> _TASK PROMPT_: Check every line below for the word "Positive" and show those that hold it.
------
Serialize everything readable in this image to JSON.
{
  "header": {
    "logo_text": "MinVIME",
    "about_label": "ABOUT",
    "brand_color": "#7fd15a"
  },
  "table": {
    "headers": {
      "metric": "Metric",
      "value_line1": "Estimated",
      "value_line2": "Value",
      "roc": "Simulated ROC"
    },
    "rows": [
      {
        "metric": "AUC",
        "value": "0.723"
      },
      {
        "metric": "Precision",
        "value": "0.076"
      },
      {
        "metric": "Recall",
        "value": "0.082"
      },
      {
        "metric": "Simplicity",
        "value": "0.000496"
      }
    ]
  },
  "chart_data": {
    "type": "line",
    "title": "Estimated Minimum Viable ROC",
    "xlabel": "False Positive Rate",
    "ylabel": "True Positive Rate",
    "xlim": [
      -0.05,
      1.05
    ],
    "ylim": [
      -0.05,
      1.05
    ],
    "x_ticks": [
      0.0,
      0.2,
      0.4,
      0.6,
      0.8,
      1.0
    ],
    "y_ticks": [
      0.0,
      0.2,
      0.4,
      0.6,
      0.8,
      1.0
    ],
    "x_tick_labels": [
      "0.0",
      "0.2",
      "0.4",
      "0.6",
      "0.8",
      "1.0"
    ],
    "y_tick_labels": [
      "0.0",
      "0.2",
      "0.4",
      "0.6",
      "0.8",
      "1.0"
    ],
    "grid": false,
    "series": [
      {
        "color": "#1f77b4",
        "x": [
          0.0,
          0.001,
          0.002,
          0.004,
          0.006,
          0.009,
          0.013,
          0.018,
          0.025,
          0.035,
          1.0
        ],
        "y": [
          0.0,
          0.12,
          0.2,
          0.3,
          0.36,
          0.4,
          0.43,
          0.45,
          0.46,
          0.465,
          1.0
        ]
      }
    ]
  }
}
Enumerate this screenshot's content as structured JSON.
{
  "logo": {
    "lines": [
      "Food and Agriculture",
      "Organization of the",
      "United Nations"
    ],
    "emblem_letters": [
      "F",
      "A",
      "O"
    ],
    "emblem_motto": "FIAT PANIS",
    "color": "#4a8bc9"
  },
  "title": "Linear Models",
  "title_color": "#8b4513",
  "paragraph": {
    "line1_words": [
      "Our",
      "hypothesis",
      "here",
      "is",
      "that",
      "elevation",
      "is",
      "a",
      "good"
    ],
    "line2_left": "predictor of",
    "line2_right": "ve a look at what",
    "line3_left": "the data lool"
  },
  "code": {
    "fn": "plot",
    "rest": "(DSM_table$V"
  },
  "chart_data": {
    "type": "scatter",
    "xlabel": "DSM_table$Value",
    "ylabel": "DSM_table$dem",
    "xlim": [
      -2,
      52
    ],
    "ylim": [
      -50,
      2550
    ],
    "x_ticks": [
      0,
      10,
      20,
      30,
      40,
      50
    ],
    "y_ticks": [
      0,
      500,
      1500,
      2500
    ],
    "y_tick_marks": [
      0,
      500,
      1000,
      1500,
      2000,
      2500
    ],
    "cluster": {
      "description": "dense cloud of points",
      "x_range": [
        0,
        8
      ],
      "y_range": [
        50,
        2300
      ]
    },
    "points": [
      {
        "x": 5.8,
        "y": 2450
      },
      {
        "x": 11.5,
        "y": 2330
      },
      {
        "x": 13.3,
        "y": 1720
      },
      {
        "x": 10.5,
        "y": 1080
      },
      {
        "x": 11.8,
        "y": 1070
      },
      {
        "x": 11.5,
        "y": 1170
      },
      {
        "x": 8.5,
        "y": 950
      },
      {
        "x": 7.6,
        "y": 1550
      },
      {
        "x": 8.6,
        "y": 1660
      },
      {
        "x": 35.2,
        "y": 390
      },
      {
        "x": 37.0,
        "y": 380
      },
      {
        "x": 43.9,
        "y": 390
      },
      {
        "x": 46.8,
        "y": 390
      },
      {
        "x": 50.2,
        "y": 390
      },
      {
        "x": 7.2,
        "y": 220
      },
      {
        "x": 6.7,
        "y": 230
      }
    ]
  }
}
------
> _TASK RESPONSE_:
    "xlabel": "False Positive Rate",
    "ylabel": "True Positive Rate",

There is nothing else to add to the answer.